# [EXERCISE TASK]
Transcribe every line exactly. Leave the pictures behind.

------------------------

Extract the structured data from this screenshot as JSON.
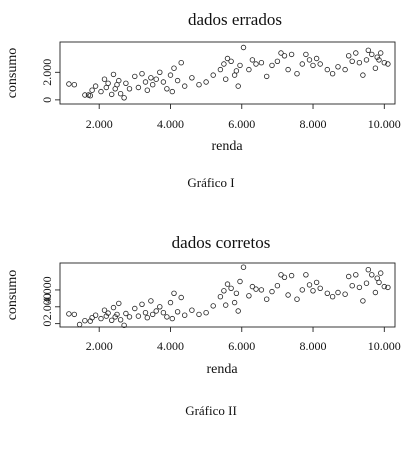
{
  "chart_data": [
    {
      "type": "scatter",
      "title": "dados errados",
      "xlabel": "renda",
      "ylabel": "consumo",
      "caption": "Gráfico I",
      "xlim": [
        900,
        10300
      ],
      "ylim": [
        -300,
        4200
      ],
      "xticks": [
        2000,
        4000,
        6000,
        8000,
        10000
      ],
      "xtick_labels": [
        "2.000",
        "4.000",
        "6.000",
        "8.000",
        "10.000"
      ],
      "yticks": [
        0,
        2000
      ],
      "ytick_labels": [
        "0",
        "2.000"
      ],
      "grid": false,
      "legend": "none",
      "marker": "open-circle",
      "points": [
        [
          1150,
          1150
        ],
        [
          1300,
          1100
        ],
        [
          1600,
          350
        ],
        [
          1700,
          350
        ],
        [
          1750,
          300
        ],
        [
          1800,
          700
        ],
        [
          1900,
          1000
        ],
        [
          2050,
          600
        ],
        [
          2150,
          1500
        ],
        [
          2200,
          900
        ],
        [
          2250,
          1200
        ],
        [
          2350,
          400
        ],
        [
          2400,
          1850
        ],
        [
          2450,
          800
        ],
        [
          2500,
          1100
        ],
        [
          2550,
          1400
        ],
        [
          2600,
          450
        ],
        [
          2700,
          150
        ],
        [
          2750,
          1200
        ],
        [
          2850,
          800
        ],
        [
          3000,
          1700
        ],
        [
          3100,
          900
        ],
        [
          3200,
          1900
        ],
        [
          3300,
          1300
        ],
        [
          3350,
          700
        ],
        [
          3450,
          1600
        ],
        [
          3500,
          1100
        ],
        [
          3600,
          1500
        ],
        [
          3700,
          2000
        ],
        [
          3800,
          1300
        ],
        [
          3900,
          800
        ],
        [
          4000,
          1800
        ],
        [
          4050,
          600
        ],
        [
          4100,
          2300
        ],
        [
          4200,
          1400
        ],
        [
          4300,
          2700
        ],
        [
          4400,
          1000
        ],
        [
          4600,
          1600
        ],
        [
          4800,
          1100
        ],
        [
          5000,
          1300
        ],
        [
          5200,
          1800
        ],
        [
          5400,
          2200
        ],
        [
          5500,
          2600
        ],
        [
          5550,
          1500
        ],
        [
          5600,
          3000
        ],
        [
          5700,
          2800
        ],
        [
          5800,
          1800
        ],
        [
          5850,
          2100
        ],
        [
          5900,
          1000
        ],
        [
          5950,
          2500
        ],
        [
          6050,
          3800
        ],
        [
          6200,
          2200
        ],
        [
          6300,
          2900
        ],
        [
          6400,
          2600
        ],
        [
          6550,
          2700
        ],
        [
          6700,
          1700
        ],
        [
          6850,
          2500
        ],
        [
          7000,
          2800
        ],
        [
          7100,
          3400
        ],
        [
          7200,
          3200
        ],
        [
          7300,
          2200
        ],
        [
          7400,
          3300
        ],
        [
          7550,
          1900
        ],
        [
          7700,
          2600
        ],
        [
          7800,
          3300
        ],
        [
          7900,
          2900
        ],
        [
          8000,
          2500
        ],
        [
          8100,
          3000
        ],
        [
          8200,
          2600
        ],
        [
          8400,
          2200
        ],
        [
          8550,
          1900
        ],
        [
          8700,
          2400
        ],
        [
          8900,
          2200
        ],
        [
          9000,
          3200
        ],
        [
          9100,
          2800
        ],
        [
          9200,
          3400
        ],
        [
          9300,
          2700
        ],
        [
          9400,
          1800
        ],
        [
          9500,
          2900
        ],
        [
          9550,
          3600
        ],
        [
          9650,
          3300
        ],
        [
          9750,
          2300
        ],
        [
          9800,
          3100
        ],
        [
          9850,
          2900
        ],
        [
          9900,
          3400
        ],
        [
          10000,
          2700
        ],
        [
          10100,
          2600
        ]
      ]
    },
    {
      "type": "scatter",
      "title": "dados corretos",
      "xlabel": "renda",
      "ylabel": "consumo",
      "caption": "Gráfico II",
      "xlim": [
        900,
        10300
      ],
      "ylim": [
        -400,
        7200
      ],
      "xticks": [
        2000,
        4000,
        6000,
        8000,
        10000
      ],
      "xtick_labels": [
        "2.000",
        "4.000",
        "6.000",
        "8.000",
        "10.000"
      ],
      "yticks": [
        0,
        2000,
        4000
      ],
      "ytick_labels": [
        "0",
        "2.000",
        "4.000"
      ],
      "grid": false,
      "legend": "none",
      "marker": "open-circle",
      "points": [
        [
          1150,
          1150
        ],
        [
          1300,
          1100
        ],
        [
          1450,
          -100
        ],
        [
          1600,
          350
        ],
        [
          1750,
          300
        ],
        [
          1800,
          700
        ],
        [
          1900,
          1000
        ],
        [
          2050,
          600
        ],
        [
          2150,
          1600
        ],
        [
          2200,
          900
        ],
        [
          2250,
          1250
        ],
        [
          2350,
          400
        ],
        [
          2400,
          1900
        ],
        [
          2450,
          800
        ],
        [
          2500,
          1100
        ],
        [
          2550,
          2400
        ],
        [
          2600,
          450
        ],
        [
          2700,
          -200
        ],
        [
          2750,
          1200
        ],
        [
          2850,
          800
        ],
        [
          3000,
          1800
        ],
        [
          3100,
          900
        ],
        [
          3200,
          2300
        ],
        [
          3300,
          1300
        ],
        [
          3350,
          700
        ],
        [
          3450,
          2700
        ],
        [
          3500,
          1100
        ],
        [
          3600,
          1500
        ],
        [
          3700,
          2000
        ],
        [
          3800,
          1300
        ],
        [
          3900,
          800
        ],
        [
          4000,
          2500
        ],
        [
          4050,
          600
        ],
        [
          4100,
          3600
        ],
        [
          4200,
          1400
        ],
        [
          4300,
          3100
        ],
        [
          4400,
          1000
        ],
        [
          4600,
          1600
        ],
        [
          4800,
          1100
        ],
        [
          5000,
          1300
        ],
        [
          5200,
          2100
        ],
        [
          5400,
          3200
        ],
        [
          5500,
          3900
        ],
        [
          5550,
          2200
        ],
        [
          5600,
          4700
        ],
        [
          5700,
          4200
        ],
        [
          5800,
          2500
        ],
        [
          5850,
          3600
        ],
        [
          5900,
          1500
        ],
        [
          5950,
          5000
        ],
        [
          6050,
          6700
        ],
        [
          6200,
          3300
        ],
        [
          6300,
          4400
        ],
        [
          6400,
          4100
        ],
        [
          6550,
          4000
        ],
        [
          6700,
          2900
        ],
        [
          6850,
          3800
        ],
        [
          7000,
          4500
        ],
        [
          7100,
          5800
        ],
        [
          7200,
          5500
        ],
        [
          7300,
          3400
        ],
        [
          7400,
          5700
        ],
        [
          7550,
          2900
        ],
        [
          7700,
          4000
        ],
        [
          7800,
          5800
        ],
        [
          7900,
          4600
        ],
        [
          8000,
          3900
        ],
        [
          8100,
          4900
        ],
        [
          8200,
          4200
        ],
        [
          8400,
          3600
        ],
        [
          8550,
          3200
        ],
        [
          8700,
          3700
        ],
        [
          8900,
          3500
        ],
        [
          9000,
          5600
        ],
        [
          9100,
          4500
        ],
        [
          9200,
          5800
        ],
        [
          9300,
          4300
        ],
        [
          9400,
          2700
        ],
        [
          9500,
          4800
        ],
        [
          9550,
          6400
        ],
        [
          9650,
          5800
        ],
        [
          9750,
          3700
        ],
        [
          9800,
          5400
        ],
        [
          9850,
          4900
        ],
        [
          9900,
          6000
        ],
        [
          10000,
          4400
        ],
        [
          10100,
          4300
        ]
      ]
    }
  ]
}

------------------------

# [EXERCISE SOLUTION]
Extract the structured data from this screenshot as JSON.
{
  "chart_data": [
    {
      "type": "scatter",
      "title": "dados errados",
      "xlabel": "renda",
      "ylabel": "consumo",
      "caption": "Gráfico I",
      "xlim": [
        900,
        10300
      ],
      "ylim": [
        -300,
        4200
      ],
      "xticks": [
        2000,
        4000,
        6000,
        8000,
        10000
      ],
      "xtick_labels": [
        "2.000",
        "4.000",
        "6.000",
        "8.000",
        "10.000"
      ],
      "yticks": [
        0,
        2000
      ],
      "ytick_labels": [
        "0",
        "2.000"
      ],
      "grid": false,
      "legend": "none",
      "marker": "open-circle",
      "points": [
        [
          1150,
          1150
        ],
        [
          1300,
          1100
        ],
        [
          1600,
          350
        ],
        [
          1700,
          350
        ],
        [
          1750,
          300
        ],
        [
          1800,
          700
        ],
        [
          1900,
          1000
        ],
        [
          2050,
          600
        ],
        [
          2150,
          1500
        ],
        [
          2200,
          900
        ],
        [
          2250,
          1200
        ],
        [
          2350,
          400
        ],
        [
          2400,
          1850
        ],
        [
          2450,
          800
        ],
        [
          2500,
          1100
        ],
        [
          2550,
          1400
        ],
        [
          2600,
          450
        ],
        [
          2700,
          150
        ],
        [
          2750,
          1200
        ],
        [
          2850,
          800
        ],
        [
          3000,
          1700
        ],
        [
          3100,
          900
        ],
        [
          3200,
          1900
        ],
        [
          3300,
          1300
        ],
        [
          3350,
          700
        ],
        [
          3450,
          1600
        ],
        [
          3500,
          1100
        ],
        [
          3600,
          1500
        ],
        [
          3700,
          2000
        ],
        [
          3800,
          1300
        ],
        [
          3900,
          800
        ],
        [
          4000,
          1800
        ],
        [
          4050,
          600
        ],
        [
          4100,
          2300
        ],
        [
          4200,
          1400
        ],
        [
          4300,
          2700
        ],
        [
          4400,
          1000
        ],
        [
          4600,
          1600
        ],
        [
          4800,
          1100
        ],
        [
          5000,
          1300
        ],
        [
          5200,
          1800
        ],
        [
          5400,
          2200
        ],
        [
          5500,
          2600
        ],
        [
          5550,
          1500
        ],
        [
          5600,
          3000
        ],
        [
          5700,
          2800
        ],
        [
          5800,
          1800
        ],
        [
          5850,
          2100
        ],
        [
          5900,
          1000
        ],
        [
          5950,
          2500
        ],
        [
          6050,
          3800
        ],
        [
          6200,
          2200
        ],
        [
          6300,
          2900
        ],
        [
          6400,
          2600
        ],
        [
          6550,
          2700
        ],
        [
          6700,
          1700
        ],
        [
          6850,
          2500
        ],
        [
          7000,
          2800
        ],
        [
          7100,
          3400
        ],
        [
          7200,
          3200
        ],
        [
          7300,
          2200
        ],
        [
          7400,
          3300
        ],
        [
          7550,
          1900
        ],
        [
          7700,
          2600
        ],
        [
          7800,
          3300
        ],
        [
          7900,
          2900
        ],
        [
          8000,
          2500
        ],
        [
          8100,
          3000
        ],
        [
          8200,
          2600
        ],
        [
          8400,
          2200
        ],
        [
          8550,
          1900
        ],
        [
          8700,
          2400
        ],
        [
          8900,
          2200
        ],
        [
          9000,
          3200
        ],
        [
          9100,
          2800
        ],
        [
          9200,
          3400
        ],
        [
          9300,
          2700
        ],
        [
          9400,
          1800
        ],
        [
          9500,
          2900
        ],
        [
          9550,
          3600
        ],
        [
          9650,
          3300
        ],
        [
          9750,
          2300
        ],
        [
          9800,
          3100
        ],
        [
          9850,
          2900
        ],
        [
          9900,
          3400
        ],
        [
          10000,
          2700
        ],
        [
          10100,
          2600
        ]
      ]
    },
    {
      "type": "scatter",
      "title": "dados corretos",
      "xlabel": "renda",
      "ylabel": "consumo",
      "caption": "Gráfico II",
      "xlim": [
        900,
        10300
      ],
      "ylim": [
        -400,
        7200
      ],
      "xticks": [
        2000,
        4000,
        6000,
        8000,
        10000
      ],
      "xtick_labels": [
        "2.000",
        "4.000",
        "6.000",
        "8.000",
        "10.000"
      ],
      "yticks": [
        0,
        2000,
        4000
      ],
      "ytick_labels": [
        "0",
        "2.000",
        "4.000"
      ],
      "grid": false,
      "legend": "none",
      "marker": "open-circle",
      "points": [
        [
          1150,
          1150
        ],
        [
          1300,
          1100
        ],
        [
          1450,
          -100
        ],
        [
          1600,
          350
        ],
        [
          1750,
          300
        ],
        [
          1800,
          700
        ],
        [
          1900,
          1000
        ],
        [
          2050,
          600
        ],
        [
          2150,
          1600
        ],
        [
          2200,
          900
        ],
        [
          2250,
          1250
        ],
        [
          2350,
          400
        ],
        [
          2400,
          1900
        ],
        [
          2450,
          800
        ],
        [
          2500,
          1100
        ],
        [
          2550,
          2400
        ],
        [
          2600,
          450
        ],
        [
          2700,
          -200
        ],
        [
          2750,
          1200
        ],
        [
          2850,
          800
        ],
        [
          3000,
          1800
        ],
        [
          3100,
          900
        ],
        [
          3200,
          2300
        ],
        [
          3300,
          1300
        ],
        [
          3350,
          700
        ],
        [
          3450,
          2700
        ],
        [
          3500,
          1100
        ],
        [
          3600,
          1500
        ],
        [
          3700,
          2000
        ],
        [
          3800,
          1300
        ],
        [
          3900,
          800
        ],
        [
          4000,
          2500
        ],
        [
          4050,
          600
        ],
        [
          4100,
          3600
        ],
        [
          4200,
          1400
        ],
        [
          4300,
          3100
        ],
        [
          4400,
          1000
        ],
        [
          4600,
          1600
        ],
        [
          4800,
          1100
        ],
        [
          5000,
          1300
        ],
        [
          5200,
          2100
        ],
        [
          5400,
          3200
        ],
        [
          5500,
          3900
        ],
        [
          5550,
          2200
        ],
        [
          5600,
          4700
        ],
        [
          5700,
          4200
        ],
        [
          5800,
          2500
        ],
        [
          5850,
          3600
        ],
        [
          5900,
          1500
        ],
        [
          5950,
          5000
        ],
        [
          6050,
          6700
        ],
        [
          6200,
          3300
        ],
        [
          6300,
          4400
        ],
        [
          6400,
          4100
        ],
        [
          6550,
          4000
        ],
        [
          6700,
          2900
        ],
        [
          6850,
          3800
        ],
        [
          7000,
          4500
        ],
        [
          7100,
          5800
        ],
        [
          7200,
          5500
        ],
        [
          7300,
          3400
        ],
        [
          7400,
          5700
        ],
        [
          7550,
          2900
        ],
        [
          7700,
          4000
        ],
        [
          7800,
          5800
        ],
        [
          7900,
          4600
        ],
        [
          8000,
          3900
        ],
        [
          8100,
          4900
        ],
        [
          8200,
          4200
        ],
        [
          8400,
          3600
        ],
        [
          8550,
          3200
        ],
        [
          8700,
          3700
        ],
        [
          8900,
          3500
        ],
        [
          9000,
          5600
        ],
        [
          9100,
          4500
        ],
        [
          9200,
          5800
        ],
        [
          9300,
          4300
        ],
        [
          9400,
          2700
        ],
        [
          9500,
          4800
        ],
        [
          9550,
          6400
        ],
        [
          9650,
          5800
        ],
        [
          9750,
          3700
        ],
        [
          9800,
          5400
        ],
        [
          9850,
          4900
        ],
        [
          9900,
          6000
        ],
        [
          10000,
          4400
        ],
        [
          10100,
          4300
        ]
      ]
    }
  ]
}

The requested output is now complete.